TO DO
Return a copy of each line that holds the string "Datei".
=== DATASET ROWS ===
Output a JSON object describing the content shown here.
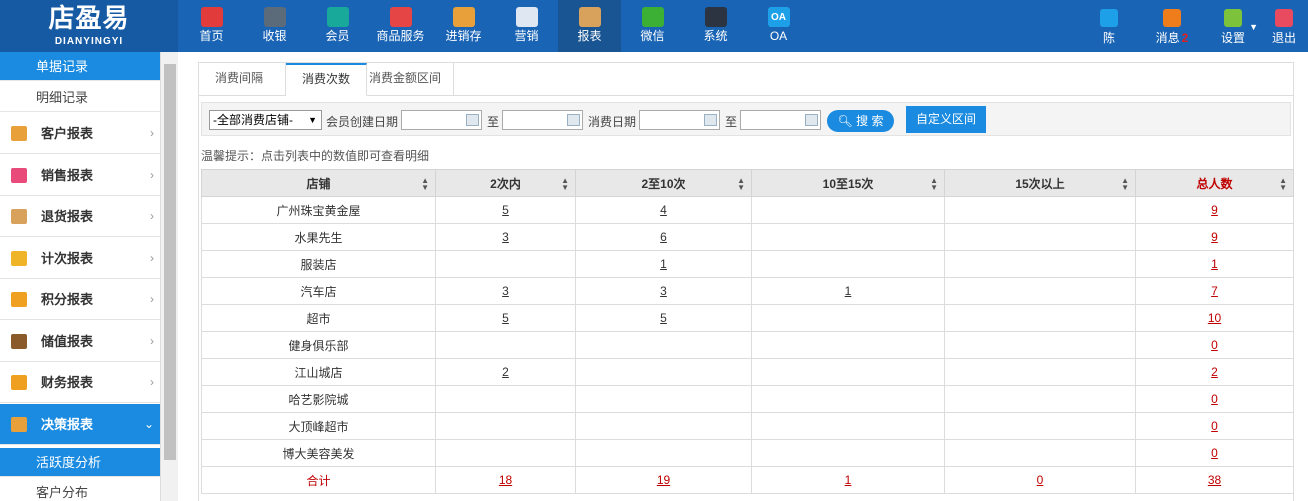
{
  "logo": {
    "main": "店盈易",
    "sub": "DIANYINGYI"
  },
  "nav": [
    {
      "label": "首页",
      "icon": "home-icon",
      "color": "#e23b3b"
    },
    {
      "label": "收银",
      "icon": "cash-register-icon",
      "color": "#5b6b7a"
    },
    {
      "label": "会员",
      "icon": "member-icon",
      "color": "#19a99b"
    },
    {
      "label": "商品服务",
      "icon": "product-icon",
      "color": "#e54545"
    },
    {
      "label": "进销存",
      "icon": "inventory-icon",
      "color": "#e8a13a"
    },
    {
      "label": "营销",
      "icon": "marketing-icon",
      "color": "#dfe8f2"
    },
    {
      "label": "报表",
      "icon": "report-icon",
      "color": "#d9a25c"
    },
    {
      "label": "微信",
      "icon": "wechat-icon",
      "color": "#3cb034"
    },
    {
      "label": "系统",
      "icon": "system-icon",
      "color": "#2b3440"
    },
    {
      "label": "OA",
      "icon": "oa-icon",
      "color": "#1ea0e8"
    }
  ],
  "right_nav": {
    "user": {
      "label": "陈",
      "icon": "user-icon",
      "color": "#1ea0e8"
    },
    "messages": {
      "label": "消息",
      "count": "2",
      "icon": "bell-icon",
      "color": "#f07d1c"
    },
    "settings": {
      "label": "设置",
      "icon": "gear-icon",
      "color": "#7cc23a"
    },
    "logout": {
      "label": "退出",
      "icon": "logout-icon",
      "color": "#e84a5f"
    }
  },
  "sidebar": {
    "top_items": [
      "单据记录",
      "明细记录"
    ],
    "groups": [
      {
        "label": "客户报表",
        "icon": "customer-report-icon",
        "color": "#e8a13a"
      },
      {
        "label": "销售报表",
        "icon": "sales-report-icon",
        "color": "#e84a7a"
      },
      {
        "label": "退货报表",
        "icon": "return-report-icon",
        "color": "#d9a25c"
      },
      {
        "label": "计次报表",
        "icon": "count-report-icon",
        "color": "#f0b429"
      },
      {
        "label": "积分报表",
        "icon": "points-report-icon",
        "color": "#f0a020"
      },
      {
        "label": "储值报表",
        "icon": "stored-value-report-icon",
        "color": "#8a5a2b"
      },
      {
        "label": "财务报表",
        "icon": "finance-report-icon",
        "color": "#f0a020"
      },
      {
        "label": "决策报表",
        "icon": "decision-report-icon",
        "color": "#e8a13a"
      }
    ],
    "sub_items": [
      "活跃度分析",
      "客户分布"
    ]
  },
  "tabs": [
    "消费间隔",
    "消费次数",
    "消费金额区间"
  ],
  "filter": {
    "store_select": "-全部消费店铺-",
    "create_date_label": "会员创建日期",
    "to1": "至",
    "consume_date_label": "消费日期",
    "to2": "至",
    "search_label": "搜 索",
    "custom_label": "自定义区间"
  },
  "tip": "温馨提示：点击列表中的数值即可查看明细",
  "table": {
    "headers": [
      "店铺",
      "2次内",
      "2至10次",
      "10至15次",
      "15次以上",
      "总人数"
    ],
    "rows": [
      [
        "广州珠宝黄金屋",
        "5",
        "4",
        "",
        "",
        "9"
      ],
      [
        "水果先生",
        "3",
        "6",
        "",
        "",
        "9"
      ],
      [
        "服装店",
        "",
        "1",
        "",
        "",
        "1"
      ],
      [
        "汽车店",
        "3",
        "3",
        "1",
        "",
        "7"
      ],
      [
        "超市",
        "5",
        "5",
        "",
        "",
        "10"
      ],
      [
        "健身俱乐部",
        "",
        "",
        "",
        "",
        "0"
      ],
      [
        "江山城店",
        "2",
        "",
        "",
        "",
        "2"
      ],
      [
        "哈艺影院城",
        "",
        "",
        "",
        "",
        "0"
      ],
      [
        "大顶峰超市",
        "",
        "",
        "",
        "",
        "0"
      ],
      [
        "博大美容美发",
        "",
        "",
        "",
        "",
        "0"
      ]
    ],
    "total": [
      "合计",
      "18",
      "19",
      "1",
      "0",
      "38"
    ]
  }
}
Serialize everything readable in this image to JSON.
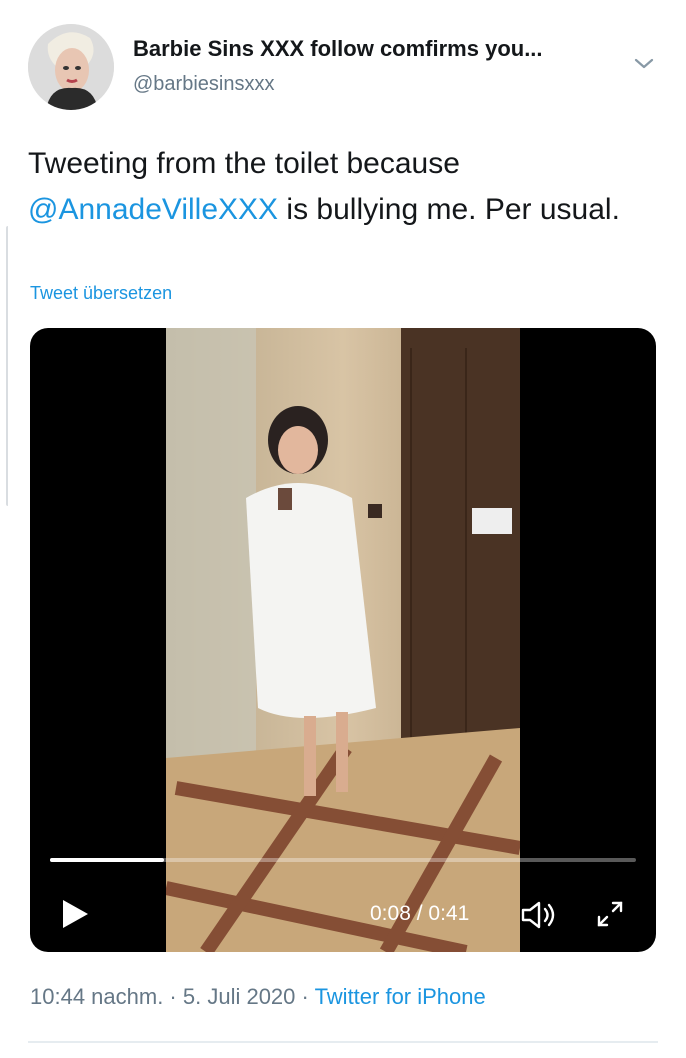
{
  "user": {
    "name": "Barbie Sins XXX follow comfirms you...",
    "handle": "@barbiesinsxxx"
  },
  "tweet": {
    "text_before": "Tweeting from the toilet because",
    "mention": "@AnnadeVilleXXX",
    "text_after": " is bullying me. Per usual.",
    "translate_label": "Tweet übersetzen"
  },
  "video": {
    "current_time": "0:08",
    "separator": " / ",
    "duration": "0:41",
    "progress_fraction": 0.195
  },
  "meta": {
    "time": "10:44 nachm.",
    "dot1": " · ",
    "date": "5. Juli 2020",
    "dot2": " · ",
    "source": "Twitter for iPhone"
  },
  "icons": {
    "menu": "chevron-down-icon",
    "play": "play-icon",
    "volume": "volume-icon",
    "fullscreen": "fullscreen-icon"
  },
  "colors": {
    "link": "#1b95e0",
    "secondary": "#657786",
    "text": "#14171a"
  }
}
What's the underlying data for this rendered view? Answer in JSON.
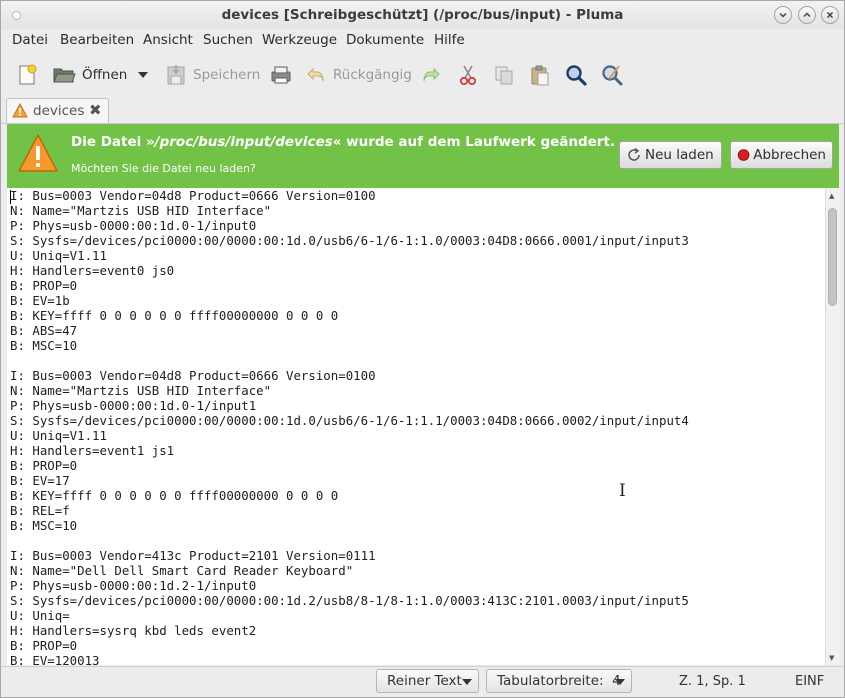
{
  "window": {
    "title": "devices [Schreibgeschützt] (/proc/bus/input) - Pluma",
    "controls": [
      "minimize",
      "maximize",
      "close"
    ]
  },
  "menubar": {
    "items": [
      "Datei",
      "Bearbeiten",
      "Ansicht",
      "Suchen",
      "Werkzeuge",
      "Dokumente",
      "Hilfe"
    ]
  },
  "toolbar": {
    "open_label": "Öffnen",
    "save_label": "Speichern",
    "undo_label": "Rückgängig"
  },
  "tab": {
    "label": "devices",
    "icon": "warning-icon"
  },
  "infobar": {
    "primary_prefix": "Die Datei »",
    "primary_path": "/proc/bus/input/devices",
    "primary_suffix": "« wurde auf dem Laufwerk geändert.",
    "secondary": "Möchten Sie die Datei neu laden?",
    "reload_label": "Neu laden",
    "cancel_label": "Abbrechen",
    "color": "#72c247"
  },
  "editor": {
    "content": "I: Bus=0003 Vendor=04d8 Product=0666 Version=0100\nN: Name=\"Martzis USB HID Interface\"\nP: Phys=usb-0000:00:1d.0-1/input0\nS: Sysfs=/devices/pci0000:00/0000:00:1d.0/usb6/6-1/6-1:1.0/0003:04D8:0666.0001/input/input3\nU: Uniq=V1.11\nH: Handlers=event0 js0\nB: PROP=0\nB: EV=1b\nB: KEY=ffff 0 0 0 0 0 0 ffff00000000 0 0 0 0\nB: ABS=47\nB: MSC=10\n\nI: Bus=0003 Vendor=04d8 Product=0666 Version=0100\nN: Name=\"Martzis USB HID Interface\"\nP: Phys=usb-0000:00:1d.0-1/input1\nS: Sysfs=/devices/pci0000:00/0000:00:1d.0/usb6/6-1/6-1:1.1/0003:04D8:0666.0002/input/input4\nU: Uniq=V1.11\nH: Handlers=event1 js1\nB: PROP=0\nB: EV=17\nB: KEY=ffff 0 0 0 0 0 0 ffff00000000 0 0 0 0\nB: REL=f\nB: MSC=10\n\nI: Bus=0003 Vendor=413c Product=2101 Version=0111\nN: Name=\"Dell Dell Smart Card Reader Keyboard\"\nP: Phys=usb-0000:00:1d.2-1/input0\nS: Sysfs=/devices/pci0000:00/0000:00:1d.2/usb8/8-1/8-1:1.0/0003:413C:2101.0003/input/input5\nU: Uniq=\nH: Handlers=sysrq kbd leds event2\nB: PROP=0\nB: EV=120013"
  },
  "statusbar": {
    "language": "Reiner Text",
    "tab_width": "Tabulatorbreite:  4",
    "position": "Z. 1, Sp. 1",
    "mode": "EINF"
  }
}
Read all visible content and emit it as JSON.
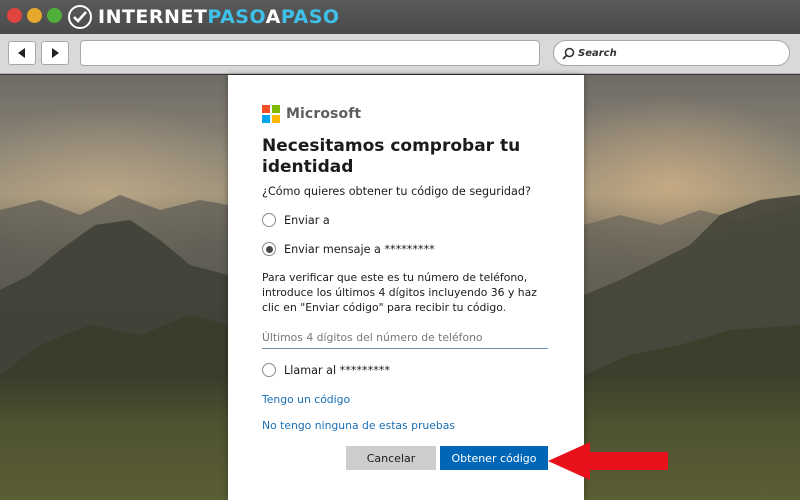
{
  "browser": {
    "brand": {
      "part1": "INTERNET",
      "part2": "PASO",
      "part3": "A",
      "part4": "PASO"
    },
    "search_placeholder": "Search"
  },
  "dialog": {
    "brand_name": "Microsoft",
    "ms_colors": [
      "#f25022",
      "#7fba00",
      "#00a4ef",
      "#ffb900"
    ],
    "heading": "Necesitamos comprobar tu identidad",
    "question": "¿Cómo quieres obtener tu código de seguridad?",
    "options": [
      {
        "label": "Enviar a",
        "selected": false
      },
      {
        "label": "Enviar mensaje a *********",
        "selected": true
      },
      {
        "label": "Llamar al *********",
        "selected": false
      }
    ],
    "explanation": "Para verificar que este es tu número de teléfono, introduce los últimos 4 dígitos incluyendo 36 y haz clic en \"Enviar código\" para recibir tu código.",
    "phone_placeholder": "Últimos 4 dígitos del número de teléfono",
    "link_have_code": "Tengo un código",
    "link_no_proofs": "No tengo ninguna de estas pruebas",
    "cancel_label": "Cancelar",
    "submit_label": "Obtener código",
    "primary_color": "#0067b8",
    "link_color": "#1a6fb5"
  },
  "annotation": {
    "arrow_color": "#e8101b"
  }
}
===
OUTPUT BELOW
      "Datei",
    "primary_prefix": "Die Datei »",
    "secondary": "Möchten Sie die Datei neu laden?",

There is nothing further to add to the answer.